Instructions to follow >> Reproduce the line that contains "Transcribe this image's" and every line after it through the end of the records, exactly, with nothing added.

Data shown >>
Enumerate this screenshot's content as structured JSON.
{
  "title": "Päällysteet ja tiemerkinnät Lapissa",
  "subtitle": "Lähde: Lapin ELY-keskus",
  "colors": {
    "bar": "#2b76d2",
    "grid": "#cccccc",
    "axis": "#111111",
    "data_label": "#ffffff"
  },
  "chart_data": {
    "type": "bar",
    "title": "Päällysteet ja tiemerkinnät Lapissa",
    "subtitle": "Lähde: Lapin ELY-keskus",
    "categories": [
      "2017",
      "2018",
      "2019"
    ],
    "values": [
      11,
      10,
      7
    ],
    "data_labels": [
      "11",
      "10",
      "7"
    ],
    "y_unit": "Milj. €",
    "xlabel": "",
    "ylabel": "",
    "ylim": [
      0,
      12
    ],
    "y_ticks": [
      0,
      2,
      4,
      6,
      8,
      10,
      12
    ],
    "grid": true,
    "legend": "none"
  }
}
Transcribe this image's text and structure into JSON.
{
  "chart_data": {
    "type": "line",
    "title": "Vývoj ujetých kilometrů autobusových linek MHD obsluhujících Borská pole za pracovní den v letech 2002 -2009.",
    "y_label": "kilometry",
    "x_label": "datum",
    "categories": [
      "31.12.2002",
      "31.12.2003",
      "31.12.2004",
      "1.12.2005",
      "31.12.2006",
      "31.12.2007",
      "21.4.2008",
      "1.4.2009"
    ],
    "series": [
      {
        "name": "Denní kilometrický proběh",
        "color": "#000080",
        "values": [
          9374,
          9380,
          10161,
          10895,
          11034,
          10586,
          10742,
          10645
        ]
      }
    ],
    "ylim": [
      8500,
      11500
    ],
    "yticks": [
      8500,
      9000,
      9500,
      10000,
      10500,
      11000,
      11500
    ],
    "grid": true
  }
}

Reply to the exercise >>
Transcribe this image's text and structure into JSON.
{
  "chart_data": {
    "type": "line",
    "title": "Vývoj ujetých kilometrů autobusových linek MHD obsluhujících Borská pole za pracovní den v letech 2002 -2009.",
    "y_label": "kilometry",
    "x_label": "datum",
    "categories": [
      "31.12.2002",
      "31.12.2003",
      "31.12.2004",
      "1.12.2005",
      "31.12.2006",
      "31.12.2007",
      "21.4.2008",
      "1.4.2009"
    ],
    "series": [
      {
        "name": "Denní kilometrický proběh",
        "color": "#000080",
        "values": [
          9374,
          9380,
          10161,
          10895,
          11034,
          10586,
          10742,
          10645
        ]
      }
    ],
    "ylim": [
      8500,
      11500
    ],
    "yticks": [
      8500,
      9000,
      9500,
      10000,
      10500,
      11000,
      11500
    ],
    "grid": true
  }
}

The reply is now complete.